■ **Task instructions**
Show each line that has the string "name" in it.

■ **Entries supplied**
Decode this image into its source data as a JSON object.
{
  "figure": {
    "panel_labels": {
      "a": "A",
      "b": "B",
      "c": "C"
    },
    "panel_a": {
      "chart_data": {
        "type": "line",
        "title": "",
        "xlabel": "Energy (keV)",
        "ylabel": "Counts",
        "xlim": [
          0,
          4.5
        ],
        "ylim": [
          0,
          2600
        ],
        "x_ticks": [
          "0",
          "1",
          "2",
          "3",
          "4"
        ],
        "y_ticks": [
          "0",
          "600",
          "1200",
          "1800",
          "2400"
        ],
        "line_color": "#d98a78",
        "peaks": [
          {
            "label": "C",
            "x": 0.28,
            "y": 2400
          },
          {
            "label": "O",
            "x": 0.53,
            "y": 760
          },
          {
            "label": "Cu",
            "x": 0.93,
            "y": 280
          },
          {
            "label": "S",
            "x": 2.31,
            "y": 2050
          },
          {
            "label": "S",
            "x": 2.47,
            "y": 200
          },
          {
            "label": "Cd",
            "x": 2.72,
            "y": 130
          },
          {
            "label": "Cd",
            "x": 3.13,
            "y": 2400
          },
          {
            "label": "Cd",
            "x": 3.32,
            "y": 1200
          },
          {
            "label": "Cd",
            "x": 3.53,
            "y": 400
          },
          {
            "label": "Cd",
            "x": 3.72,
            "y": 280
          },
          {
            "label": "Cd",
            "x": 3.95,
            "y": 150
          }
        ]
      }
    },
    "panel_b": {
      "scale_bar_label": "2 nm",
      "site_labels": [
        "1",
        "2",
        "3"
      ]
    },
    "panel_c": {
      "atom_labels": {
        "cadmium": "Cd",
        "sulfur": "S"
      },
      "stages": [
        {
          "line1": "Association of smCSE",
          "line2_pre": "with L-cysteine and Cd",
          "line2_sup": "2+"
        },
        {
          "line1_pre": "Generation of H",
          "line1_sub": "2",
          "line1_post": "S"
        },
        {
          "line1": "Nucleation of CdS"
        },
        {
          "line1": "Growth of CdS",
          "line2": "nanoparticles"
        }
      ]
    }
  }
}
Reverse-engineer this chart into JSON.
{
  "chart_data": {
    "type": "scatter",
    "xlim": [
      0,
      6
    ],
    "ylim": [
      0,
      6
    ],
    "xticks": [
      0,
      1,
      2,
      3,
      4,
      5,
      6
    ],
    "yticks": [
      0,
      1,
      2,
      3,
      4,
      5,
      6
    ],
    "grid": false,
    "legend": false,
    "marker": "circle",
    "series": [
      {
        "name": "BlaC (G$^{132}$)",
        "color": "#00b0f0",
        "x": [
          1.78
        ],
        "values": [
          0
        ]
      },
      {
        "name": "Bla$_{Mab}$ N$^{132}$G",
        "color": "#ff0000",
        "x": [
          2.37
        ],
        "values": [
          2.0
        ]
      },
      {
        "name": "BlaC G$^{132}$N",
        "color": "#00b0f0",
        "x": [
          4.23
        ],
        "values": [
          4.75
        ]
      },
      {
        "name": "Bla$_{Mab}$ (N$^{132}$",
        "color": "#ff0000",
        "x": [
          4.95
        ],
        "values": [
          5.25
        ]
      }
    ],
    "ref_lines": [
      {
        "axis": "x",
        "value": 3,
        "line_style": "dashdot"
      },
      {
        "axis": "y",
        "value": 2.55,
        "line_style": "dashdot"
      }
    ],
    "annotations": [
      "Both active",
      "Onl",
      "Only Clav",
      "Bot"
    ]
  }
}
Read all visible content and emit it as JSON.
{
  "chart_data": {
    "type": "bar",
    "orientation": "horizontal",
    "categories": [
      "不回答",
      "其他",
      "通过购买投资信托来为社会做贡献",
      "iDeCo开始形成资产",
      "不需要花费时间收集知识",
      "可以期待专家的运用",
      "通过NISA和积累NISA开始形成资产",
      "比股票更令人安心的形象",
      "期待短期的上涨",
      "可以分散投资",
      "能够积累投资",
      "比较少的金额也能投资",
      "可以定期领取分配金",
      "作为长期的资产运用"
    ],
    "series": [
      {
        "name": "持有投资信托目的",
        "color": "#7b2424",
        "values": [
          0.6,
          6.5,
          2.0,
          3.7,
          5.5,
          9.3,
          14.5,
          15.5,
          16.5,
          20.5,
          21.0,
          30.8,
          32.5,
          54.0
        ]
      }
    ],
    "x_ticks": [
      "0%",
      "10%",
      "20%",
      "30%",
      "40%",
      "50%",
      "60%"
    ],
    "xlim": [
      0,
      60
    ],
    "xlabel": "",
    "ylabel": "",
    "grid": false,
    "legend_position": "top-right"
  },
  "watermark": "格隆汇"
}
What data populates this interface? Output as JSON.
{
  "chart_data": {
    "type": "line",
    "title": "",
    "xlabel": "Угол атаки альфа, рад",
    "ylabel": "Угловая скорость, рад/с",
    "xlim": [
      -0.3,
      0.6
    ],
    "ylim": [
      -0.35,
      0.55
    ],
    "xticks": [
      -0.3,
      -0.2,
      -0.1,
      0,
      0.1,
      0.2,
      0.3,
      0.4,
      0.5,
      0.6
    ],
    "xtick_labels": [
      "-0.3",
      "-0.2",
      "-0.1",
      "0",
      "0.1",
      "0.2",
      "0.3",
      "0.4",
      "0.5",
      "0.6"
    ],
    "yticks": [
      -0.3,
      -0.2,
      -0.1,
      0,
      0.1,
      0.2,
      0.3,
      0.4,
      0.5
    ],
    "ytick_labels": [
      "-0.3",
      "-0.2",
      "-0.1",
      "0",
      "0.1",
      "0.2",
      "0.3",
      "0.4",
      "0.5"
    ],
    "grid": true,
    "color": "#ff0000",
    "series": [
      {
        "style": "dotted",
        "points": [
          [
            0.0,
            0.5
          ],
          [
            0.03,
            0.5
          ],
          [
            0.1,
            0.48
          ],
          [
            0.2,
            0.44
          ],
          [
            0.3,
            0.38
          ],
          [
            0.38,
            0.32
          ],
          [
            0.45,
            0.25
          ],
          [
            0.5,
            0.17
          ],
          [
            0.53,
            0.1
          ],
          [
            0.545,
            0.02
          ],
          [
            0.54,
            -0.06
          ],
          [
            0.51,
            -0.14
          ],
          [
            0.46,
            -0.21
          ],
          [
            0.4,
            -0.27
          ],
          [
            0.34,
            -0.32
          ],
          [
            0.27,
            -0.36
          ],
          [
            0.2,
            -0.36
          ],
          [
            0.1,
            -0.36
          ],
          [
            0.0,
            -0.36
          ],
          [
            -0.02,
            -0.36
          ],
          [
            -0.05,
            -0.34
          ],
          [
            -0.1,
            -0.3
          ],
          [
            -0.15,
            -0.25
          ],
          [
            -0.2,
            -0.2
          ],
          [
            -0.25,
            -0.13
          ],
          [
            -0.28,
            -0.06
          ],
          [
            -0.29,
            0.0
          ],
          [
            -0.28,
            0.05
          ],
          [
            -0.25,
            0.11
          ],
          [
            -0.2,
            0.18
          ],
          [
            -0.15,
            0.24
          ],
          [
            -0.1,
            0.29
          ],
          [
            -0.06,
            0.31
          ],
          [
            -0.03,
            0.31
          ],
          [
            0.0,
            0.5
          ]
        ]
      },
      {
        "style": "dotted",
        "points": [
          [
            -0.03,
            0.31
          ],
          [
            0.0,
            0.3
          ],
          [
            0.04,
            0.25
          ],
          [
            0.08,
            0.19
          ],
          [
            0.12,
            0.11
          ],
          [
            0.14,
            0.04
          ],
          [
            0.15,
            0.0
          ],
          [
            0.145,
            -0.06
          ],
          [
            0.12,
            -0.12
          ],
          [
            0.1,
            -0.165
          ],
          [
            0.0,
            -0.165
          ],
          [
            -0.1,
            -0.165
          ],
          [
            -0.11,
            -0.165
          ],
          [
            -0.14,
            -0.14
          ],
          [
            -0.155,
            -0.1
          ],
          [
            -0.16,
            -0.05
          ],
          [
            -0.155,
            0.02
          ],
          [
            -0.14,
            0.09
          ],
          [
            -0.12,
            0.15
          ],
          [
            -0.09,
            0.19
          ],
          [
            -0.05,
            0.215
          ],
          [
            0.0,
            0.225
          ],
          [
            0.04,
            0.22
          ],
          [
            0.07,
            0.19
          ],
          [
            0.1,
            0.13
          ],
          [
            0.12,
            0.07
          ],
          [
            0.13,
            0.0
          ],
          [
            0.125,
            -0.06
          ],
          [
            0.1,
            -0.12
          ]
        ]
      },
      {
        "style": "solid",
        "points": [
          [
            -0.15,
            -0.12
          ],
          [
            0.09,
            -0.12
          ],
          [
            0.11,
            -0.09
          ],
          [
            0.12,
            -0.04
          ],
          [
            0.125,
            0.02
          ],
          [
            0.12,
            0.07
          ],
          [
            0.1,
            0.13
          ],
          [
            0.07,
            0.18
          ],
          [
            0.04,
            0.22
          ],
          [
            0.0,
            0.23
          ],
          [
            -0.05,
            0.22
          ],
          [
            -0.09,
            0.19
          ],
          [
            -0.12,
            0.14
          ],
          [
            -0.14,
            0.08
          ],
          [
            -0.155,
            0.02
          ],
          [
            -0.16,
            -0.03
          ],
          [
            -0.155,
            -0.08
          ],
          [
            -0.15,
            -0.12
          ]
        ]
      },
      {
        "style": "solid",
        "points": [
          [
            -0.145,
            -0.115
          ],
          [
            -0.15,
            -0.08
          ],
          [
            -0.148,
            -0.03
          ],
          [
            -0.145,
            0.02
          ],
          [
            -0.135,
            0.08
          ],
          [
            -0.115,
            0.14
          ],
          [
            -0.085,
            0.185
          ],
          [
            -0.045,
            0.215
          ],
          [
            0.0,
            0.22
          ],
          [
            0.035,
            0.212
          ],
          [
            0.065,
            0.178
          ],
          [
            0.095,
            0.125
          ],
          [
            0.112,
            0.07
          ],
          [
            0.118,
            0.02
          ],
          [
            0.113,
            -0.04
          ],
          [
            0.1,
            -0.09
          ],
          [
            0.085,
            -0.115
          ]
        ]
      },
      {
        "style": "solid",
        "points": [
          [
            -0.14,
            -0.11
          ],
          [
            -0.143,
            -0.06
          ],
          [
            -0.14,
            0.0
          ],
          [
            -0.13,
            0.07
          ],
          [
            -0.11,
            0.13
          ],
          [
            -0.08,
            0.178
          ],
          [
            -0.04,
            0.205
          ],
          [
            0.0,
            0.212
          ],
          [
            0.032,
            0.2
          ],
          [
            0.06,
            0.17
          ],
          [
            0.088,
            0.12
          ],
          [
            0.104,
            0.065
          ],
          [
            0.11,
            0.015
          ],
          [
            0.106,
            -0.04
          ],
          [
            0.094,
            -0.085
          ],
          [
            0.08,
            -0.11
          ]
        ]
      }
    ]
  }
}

■ **Solution to this exercise**
        "name": "BlaC (G$^{132}$)",
        "name": "Bla$_{Mab}$ N$^{132}$G",
        "name": "BlaC G$^{132}$N",
        "name": "Bla$_{Mab}$ (N$^{132}$",
        "name": "持有投资信托目的",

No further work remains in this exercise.